begin Records supplied

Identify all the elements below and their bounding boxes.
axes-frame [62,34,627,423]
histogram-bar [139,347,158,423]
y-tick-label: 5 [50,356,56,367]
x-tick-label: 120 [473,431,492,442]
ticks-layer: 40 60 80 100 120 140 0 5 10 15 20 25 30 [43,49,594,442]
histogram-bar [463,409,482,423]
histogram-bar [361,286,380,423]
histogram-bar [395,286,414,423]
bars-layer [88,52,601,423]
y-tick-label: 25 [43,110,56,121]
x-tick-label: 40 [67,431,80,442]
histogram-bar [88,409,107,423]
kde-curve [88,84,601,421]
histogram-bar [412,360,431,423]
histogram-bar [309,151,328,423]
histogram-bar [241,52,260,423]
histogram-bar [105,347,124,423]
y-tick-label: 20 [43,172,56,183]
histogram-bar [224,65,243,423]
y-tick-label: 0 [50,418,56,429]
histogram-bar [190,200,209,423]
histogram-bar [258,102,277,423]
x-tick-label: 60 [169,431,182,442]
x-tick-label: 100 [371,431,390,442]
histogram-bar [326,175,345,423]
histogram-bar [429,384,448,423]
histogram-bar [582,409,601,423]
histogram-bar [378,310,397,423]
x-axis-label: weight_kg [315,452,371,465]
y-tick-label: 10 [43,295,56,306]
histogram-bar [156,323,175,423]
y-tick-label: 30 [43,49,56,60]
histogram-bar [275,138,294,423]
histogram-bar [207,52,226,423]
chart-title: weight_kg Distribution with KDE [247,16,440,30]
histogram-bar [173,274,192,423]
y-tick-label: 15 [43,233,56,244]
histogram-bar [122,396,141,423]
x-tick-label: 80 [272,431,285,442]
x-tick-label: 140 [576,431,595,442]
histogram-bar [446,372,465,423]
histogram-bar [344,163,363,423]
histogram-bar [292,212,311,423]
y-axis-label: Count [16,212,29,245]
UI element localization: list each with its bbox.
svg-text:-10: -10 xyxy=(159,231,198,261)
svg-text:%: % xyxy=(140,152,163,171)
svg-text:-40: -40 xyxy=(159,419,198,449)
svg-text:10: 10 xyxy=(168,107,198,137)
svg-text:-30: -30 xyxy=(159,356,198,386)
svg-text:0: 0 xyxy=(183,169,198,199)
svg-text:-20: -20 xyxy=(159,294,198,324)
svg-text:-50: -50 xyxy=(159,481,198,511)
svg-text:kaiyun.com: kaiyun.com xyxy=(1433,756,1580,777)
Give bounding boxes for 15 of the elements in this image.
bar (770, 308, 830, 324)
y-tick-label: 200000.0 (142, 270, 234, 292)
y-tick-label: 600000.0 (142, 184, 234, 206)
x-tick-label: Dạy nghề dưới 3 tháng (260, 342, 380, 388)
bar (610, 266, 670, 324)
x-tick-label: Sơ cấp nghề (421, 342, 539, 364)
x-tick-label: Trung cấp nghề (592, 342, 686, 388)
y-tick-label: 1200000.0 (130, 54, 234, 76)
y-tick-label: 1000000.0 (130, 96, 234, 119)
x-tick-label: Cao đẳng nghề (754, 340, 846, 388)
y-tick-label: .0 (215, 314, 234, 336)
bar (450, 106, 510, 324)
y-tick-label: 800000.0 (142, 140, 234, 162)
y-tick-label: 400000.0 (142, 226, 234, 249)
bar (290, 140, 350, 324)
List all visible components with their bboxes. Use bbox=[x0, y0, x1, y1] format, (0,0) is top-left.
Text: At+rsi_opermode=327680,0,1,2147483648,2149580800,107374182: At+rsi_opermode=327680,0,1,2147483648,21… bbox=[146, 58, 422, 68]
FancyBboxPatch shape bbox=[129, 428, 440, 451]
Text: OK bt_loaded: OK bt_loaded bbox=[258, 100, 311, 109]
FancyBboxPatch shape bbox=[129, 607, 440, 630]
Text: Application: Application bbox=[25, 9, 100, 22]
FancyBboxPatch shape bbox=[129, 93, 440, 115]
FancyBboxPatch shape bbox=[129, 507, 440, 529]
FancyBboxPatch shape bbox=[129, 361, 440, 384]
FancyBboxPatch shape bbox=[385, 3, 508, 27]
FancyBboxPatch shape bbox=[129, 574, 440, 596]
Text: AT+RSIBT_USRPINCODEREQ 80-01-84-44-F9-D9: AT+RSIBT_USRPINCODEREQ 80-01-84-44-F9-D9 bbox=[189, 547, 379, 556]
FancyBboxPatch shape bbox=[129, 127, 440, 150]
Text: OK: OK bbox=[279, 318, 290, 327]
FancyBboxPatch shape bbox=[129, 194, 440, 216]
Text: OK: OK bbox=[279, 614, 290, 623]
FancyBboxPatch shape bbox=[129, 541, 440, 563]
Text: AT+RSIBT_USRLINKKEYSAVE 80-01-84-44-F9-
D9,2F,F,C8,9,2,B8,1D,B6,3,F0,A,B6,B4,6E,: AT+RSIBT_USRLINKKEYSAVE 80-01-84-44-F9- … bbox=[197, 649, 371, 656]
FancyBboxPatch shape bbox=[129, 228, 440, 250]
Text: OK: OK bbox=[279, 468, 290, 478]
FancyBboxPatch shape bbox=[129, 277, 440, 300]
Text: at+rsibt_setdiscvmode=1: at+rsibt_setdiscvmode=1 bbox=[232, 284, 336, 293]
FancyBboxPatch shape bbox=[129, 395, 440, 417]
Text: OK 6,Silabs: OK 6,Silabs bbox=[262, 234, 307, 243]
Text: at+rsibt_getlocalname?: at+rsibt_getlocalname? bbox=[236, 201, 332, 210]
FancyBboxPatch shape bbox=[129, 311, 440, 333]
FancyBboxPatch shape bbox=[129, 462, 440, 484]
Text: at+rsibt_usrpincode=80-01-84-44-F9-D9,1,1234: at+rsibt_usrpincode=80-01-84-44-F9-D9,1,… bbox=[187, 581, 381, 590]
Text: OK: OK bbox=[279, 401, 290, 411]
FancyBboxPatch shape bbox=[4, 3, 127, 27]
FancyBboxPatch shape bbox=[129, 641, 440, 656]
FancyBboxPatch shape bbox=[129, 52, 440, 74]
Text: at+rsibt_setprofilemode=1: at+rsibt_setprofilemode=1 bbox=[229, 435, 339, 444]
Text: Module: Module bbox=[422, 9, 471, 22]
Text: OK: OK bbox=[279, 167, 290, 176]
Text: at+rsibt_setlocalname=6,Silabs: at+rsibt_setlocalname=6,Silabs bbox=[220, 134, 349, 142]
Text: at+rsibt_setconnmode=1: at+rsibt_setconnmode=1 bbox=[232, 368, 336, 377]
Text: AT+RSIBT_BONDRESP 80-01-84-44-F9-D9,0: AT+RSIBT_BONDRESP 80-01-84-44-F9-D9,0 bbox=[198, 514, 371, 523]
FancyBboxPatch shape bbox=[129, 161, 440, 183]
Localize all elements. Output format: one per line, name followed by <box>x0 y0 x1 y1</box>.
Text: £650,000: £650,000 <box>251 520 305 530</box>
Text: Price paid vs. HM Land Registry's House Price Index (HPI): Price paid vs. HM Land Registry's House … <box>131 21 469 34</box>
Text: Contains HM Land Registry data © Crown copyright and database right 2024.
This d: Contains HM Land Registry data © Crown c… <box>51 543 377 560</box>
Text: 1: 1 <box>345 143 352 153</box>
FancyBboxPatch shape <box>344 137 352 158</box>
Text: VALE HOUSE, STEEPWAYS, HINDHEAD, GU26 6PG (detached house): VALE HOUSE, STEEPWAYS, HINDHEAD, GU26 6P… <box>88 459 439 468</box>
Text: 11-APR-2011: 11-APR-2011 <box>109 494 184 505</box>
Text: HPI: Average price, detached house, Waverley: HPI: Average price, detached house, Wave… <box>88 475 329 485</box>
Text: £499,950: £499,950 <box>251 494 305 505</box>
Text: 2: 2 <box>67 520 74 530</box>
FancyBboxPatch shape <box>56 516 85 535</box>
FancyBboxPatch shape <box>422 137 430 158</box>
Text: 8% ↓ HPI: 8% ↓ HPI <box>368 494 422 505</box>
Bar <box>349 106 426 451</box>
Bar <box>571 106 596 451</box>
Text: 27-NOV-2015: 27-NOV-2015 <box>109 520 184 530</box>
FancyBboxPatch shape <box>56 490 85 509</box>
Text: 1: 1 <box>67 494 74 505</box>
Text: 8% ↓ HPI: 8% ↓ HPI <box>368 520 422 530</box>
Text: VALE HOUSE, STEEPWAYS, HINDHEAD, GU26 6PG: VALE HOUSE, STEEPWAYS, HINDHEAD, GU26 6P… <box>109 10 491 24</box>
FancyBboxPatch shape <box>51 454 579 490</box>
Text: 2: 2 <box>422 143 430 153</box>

end Records supplied

◆ What to work on
Revise the stretch from the start of the records through the line containing "y-tick-label: 600000.0 (142, 184, 234, 206)", replacing every "histogram-bar" with "hist-bar" and leaving everything else as it stands.

◆ Output for this task
Identify all the elements below and their bounding boxes.
axes-frame [62,34,627,423]
hist-bar [139,347,158,423]
y-tick-label: 5 [50,356,56,367]
x-tick-label: 120 [473,431,492,442]
ticks-layer: 40 60 80 100 120 140 0 5 10 15 20 25 30 [43,49,594,442]
hist-bar [463,409,482,423]
hist-bar [361,286,380,423]
hist-bar [395,286,414,423]
bars-layer [88,52,601,423]
y-tick-label: 25 [43,110,56,121]
x-tick-label: 40 [67,431,80,442]
hist-bar [88,409,107,423]
kde-curve [88,84,601,421]
hist-bar [412,360,431,423]
hist-bar [309,151,328,423]
hist-bar [241,52,260,423]
hist-bar [105,347,124,423]
y-tick-label: 20 [43,172,56,183]
hist-bar [224,65,243,423]
y-tick-label: 0 [50,418,56,429]
hist-bar [190,200,209,423]
hist-bar [258,102,277,423]
x-tick-label: 60 [169,431,182,442]
x-tick-label: 100 [371,431,390,442]
hist-bar [326,175,345,423]
hist-bar [429,384,448,423]
hist-bar [582,409,601,423]
hist-bar [378,310,397,423]
x-axis-label: weight_kg [315,452,371,465]
y-tick-label: 10 [43,295,56,306]
hist-bar [156,323,175,423]
y-tick-label: 30 [43,49,56,60]
hist-bar [275,138,294,423]
hist-bar [207,52,226,423]
chart-title: weight_kg Distribution with KDE [247,16,440,30]
hist-bar [173,274,192,423]
y-tick-label: 15 [43,233,56,244]
hist-bar [122,396,141,423]
x-tick-label: 80 [272,431,285,442]
x-tick-label: 140 [576,431,595,442]
hist-bar [446,372,465,423]
hist-bar [344,163,363,423]
hist-bar [292,212,311,423]
y-axis-label: Count [16,212,29,245]
UI element localization: list each with its bbox.
svg-text:-10: -10 xyxy=(159,231,198,261)
svg-text:%: % xyxy=(140,152,163,171)
svg-text:-40: -40 xyxy=(159,419,198,449)
svg-text:10: 10 xyxy=(168,107,198,137)
svg-text:-30: -30 xyxy=(159,356,198,386)
svg-text:0: 0 xyxy=(183,169,198,199)
svg-text:-20: -20 xyxy=(159,294,198,324)
svg-text:-50: -50 xyxy=(159,481,198,511)
svg-text:kaiyun.com: kaiyun.com xyxy=(1433,756,1580,777)
Give bounding boxes for 15 of the elements in this image.
bar (770, 308, 830, 324)
y-tick-label: 200000.0 (142, 270, 234, 292)
y-tick-label: 600000.0 (142, 184, 234, 206)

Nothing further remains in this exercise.